### Prompt
Look through the data below. Show each line where the string "fájlrendszerű" occurs.

◇ ◇ ◇

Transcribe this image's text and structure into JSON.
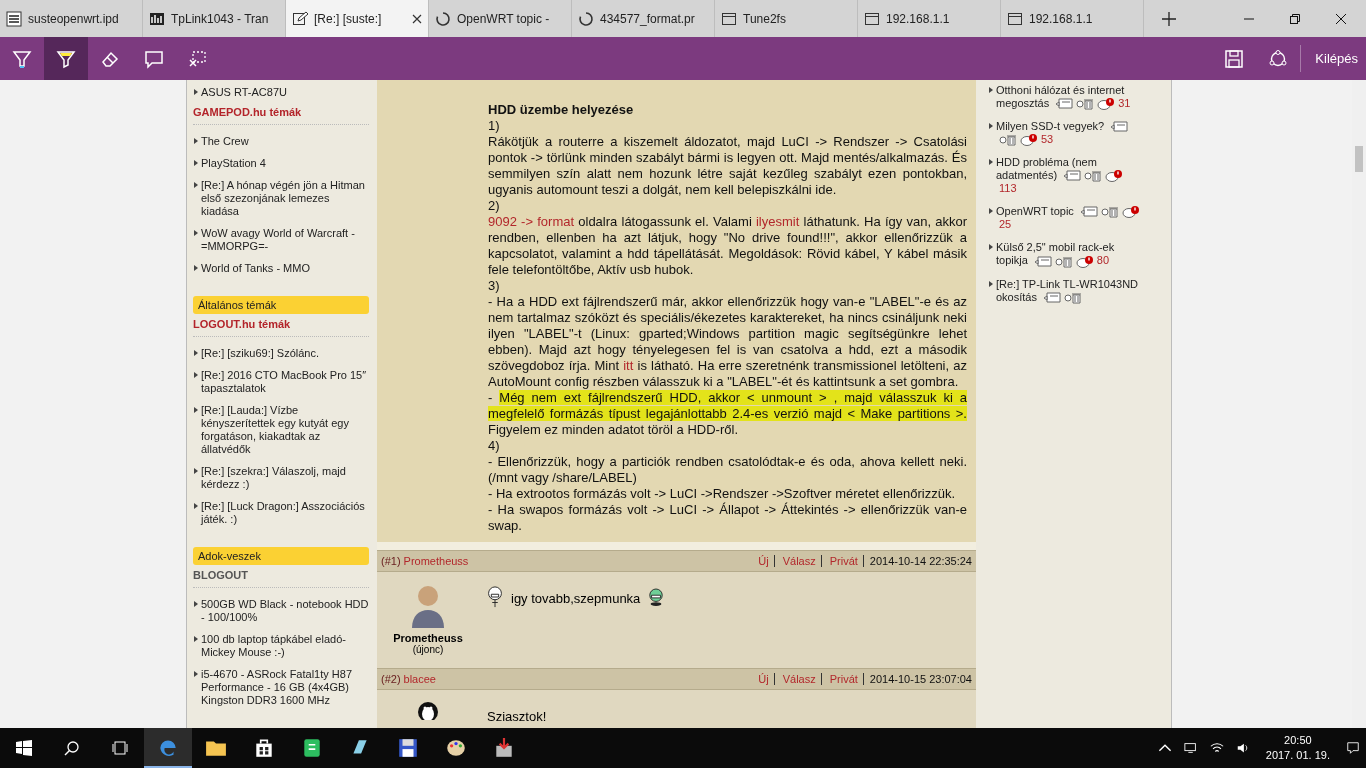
{
  "tabs": [
    {
      "kind": "logo",
      "title": "susteopenwrt.ipd",
      "selected": false
    },
    {
      "kind": "chart",
      "title": "TpLink1043 - Tran",
      "selected": false
    },
    {
      "kind": "edit",
      "title": "[Re:] [suste:]",
      "selected": true
    },
    {
      "kind": "ring",
      "title": "OpenWRT topic -",
      "selected": false
    },
    {
      "kind": "ring",
      "title": "434577_format.pr",
      "selected": false
    },
    {
      "kind": "page",
      "title": "Tune2fs",
      "selected": false
    },
    {
      "kind": "page",
      "title": "192.168.1.1",
      "selected": false
    },
    {
      "kind": "page",
      "title": "192.168.1.1",
      "selected": false
    }
  ],
  "toolbar": {
    "tools": [
      {
        "kind": "pen",
        "selected": false
      },
      {
        "kind": "highlighter",
        "selected": true
      },
      {
        "kind": "eraser",
        "selected": false
      },
      {
        "kind": "note",
        "selected": false
      },
      {
        "kind": "clip",
        "selected": false
      }
    ],
    "exit_label": "Kilépés"
  },
  "left_sidebar": [
    {
      "kind": "item",
      "text": "ASUS RT-AC87U"
    },
    {
      "kind": "heading",
      "text": "GAMEPOD.hu témák"
    },
    {
      "kind": "item",
      "text": "The Crew"
    },
    {
      "kind": "item",
      "text": "PlayStation 4"
    },
    {
      "kind": "item",
      "text": "[Re:] A hónap végén jön a Hitman első szezonjának lemezes kiadása"
    },
    {
      "kind": "item",
      "text": "WoW avagy World of Warcraft -=MMORPG=-"
    },
    {
      "kind": "item",
      "text": "World of Tanks - MMO"
    },
    {
      "kind": "tab",
      "text": "Általános témák"
    },
    {
      "kind": "heading",
      "text": "LOGOUT.hu témák"
    },
    {
      "kind": "item",
      "text": "[Re:] [sziku69:] Szólánc."
    },
    {
      "kind": "item",
      "text": "[Re:] 2016 CTO MacBook Pro 15″ tapasztalatok"
    },
    {
      "kind": "item",
      "text": "[Re:] [Lauda:] Vízbe kényszerítettek egy kutyát egy forgatáson, kiakadtak az állatvédők"
    },
    {
      "kind": "item",
      "text": "[Re:] [szekra:] Válaszolj, majd kérdezz :)"
    },
    {
      "kind": "item",
      "text": "[Re:] [Luck Dragon:] Asszociációs játék. :)"
    },
    {
      "kind": "tab",
      "text": "Adok-veszek"
    },
    {
      "kind": "subheading",
      "text": "BLOGOUT"
    },
    {
      "kind": "item",
      "text": "500GB WD Black - notebook HDD - 100/100%"
    },
    {
      "kind": "item",
      "text": "100 db laptop tápkábel eladó- Mickey Mouse :-)"
    },
    {
      "kind": "item",
      "text": "i5-4670 - ASRock Fatal1ty H87 Performance - 16 GB (4x4GB) Kingston DDR3 1600 MHz"
    }
  ],
  "article": [
    {
      "kind": "heading",
      "segments": [
        {
          "kind": "text",
          "text": "HDD üzembe helyezése"
        }
      ]
    },
    {
      "kind": "text",
      "segments": [
        {
          "kind": "text",
          "text": "1)"
        }
      ]
    },
    {
      "kind": "text",
      "segments": [
        {
          "kind": "text",
          "text": "Rákötjük a routerre a kiszemelt áldozatot, majd LuCI -> Rendszer -> Csatolási pontok -> törlünk minden szabályt bármi is legyen ott. Majd mentés/alkalmazás. És semmilyen szín alatt nem hozunk létre saját kezűleg szabályt ezen pontokban, ugyanis automount teszi a dolgát, nem kell belepiszkálni ide."
        }
      ]
    },
    {
      "kind": "text",
      "segments": [
        {
          "kind": "text",
          "text": "2)"
        }
      ]
    },
    {
      "kind": "text",
      "segments": [
        {
          "kind": "link",
          "text": "9092 -> format"
        },
        {
          "kind": "text",
          "text": " oldalra látogassunk el. Valami "
        },
        {
          "kind": "link",
          "text": "ilyesmit"
        },
        {
          "kind": "text",
          "text": " láthatunk. Ha így van, akkor rendben, ellenben ha azt látjuk, hogy \"No drive found!!!\", akkor ellenőrizzük a kapcsolatot, valamint a hdd tápellátását. Megoldások: Rövid kábel, Y kábel másik fele telefontöltőbe, Aktív usb hubok."
        }
      ]
    },
    {
      "kind": "text",
      "segments": [
        {
          "kind": "text",
          "text": "3)"
        }
      ]
    },
    {
      "kind": "text",
      "segments": [
        {
          "kind": "text",
          "text": "- Ha a HDD ext fájlrendszerű már, akkor ellenőrizzük hogy van-e \"LABEL\"-e és az nem tartalmaz szóközt és speciális/ékezetes karaktereket, ha nincs csináljunk neki ilyen \"LABEL\"-t (Linux: gparted;Windows partition magic segítségünkre lehet ebben). Majd azt hogy tényelegesen fel is van csatolva a hdd, ezt a második szövegdoboz írja. Mint "
        },
        {
          "kind": "link",
          "text": "itt"
        },
        {
          "kind": "text",
          "text": " is látható. Ha erre szeretnénk transmissionel letölteni, az AutoMount config részben válasszuk ki a \"LABEL\"-ét és kattintsunk a set gombra."
        }
      ]
    },
    {
      "kind": "text",
      "segments": [
        {
          "kind": "text",
          "text": "- "
        },
        {
          "kind": "highlight",
          "text": "Még nem ext fájlrendszerű HDD, akkor < unmount > , majd válasszuk ki a megfelelő formázás típust legajánlottabb 2.4-es verzió majd < Make partitions >."
        },
        {
          "kind": "text",
          "text": " Figyelem ez minden adatot töröl a HDD-ről."
        }
      ]
    },
    {
      "kind": "text",
      "segments": [
        {
          "kind": "text",
          "text": "4)"
        }
      ]
    },
    {
      "kind": "text",
      "segments": [
        {
          "kind": "text",
          "text": "- Ellenőrizzük, hogy a particiók rendben csatolódtak-e és oda, ahova kellett neki. (/mnt vagy /share/LABEL)"
        }
      ]
    },
    {
      "kind": "text",
      "segments": [
        {
          "kind": "text",
          "text": "- Ha extrootos formázás volt -> LuCI ->Rendszer ->Szoftver méretet ellenőrizzük."
        }
      ]
    },
    {
      "kind": "text",
      "segments": [
        {
          "kind": "text",
          "text": "- Ha swapos formázás volt -> LuCI -> Állapot -> Áttekintés -> ellenőrizzük van-e swap."
        }
      ]
    }
  ],
  "posts": [
    {
      "number": "(#1)",
      "author": "Prometheuss",
      "actions": [
        "Új",
        "Válasz",
        "Privát"
      ],
      "date": "2014-10-14 22:35:24",
      "kind": "person",
      "name": "Prometheuss",
      "rank": "(újonc)",
      "smileys": true,
      "text": "igy tovabb,szepmunka"
    },
    {
      "number": "(#2)",
      "author": "blacee",
      "actions": [
        "Új",
        "Válasz",
        "Privát"
      ],
      "date": "2014-10-15 23:07:04",
      "kind": "penguin",
      "smileys": false,
      "text": "Sziasztok!"
    }
  ],
  "right_sidebar": [
    {
      "text": "Otthoni hálózat és internet megosztás",
      "unread": true,
      "count": "31"
    },
    {
      "text": "Milyen SSD-t vegyek?",
      "unread": true,
      "count": "53"
    },
    {
      "text": "HDD probléma (nem adatmentés)",
      "unread": true,
      "count": "113"
    },
    {
      "text": "OpenWRT topic",
      "unread": true,
      "count": "25"
    },
    {
      "text": "Külső 2,5\" mobil rack-ek topikja",
      "unread": true,
      "count": "80"
    },
    {
      "text": "[Re:] TP-Link TL-WR1043ND okosítás",
      "unread": false
    }
  ],
  "taskbar": {
    "apps": [
      {
        "kind": "edge",
        "active": true
      },
      {
        "kind": "folder",
        "active": false
      },
      {
        "kind": "store",
        "active": false
      },
      {
        "kind": "note",
        "active": false
      },
      {
        "kind": "blue",
        "active": false
      },
      {
        "kind": "disk",
        "active": false
      },
      {
        "kind": "paint",
        "active": false
      },
      {
        "kind": "install",
        "active": false
      }
    ],
    "time": "20:50",
    "date": "2017. 01. 19."
  }
}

◇ ◇ ◇

### The reply
          "text": "- Ha a HDD ext fájlrendszerű már, akkor ellenőrizzük hogy van-e \"LABEL\"-e és az nem tartalmaz szóközt és speciális/ékezetes karaktereket, ha nincs csináljunk neki ilyen \"LABEL\"-t (Linux: gparted;Windows partition magic segítségünkre lehet ebben). Majd azt hogy tényelegesen fel is van csatolva a hdd, ezt a második szövegdoboz írja. Mint "
          "text": "Még nem ext fájlrendszerű HDD, akkor < unmount > , majd válasszuk ki a megfelelő formázás típust legajánlottabb 2.4-es verzió majd < Make partitions >."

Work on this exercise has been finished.